What is required: Filter these entries so that only lines with the word "various" remain.

[START OF Listing]

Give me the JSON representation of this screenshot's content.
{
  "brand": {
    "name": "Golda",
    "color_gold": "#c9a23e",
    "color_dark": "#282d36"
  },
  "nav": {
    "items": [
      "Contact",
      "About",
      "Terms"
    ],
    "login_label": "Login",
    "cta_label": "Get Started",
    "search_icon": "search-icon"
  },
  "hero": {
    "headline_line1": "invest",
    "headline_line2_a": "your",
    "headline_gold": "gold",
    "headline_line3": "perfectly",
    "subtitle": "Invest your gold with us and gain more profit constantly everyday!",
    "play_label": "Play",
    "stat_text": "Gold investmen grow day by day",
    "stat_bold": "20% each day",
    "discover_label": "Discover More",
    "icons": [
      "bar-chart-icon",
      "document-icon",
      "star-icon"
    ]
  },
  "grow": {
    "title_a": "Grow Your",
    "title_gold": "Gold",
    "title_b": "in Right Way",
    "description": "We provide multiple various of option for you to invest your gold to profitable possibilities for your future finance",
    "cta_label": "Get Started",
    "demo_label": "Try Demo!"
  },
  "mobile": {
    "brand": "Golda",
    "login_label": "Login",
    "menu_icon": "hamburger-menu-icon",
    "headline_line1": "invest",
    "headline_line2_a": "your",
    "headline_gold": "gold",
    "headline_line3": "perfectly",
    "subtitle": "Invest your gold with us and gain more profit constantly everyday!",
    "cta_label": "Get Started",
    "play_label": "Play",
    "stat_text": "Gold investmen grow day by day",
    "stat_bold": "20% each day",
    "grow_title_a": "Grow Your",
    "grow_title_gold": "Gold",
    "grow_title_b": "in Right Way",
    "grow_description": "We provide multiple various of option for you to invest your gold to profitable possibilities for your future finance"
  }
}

[END OF Listing]

Reply:
    "description": "We provide multiple various of option for you to invest your gold to profitable possibilities for your future finance",
    "grow_description": "We provide multiple various of option for you to invest your gold to profitable possibilities for your future finance"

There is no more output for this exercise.